What is expected
Scan the records below for the word "NACIONAL" and give only the number of lines that hold it.

--- Start of Records for this exercise ---

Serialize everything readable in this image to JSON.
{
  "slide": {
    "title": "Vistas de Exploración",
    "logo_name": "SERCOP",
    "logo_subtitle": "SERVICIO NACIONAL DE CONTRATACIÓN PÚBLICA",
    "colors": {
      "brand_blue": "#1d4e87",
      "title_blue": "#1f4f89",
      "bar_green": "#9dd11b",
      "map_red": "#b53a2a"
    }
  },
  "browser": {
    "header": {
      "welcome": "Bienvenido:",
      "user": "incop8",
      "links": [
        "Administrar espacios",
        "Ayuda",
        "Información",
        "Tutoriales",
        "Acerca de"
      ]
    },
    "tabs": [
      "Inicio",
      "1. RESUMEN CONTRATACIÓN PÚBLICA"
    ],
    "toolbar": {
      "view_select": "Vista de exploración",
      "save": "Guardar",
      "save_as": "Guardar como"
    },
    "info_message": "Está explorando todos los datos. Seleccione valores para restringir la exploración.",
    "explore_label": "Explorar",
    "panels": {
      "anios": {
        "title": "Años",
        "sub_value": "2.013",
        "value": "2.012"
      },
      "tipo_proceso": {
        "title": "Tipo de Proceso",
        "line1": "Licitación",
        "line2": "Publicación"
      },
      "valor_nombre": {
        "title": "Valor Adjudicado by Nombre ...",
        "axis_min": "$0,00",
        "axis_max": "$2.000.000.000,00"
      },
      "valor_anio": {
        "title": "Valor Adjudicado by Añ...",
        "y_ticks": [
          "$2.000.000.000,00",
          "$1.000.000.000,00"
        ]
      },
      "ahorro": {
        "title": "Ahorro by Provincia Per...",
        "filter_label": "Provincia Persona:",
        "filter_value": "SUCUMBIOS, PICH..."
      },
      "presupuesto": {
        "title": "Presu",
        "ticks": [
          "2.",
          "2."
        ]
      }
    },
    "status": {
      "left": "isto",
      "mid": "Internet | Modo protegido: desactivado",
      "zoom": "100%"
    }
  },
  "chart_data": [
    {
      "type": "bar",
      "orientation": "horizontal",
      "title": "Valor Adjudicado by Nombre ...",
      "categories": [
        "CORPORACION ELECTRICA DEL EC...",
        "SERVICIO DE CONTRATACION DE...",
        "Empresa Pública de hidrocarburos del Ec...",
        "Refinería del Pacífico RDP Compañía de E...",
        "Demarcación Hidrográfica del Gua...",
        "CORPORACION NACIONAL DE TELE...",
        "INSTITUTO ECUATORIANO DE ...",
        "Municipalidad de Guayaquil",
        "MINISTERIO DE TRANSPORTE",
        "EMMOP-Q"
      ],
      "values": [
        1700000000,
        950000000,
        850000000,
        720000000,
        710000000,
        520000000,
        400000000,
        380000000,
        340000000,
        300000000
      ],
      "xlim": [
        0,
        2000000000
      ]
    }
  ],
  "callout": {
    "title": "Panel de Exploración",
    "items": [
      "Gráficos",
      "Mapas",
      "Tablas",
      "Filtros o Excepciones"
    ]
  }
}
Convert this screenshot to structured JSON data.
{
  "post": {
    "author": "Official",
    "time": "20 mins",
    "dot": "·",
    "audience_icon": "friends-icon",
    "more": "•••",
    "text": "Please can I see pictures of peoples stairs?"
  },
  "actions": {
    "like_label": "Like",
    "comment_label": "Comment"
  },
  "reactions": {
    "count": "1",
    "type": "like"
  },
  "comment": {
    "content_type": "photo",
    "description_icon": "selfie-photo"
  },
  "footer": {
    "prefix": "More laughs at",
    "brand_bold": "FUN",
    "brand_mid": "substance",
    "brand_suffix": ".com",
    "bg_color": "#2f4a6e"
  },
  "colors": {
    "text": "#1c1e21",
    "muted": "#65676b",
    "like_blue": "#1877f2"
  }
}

--- End of Records for this exercise ---

Response to this exercise
2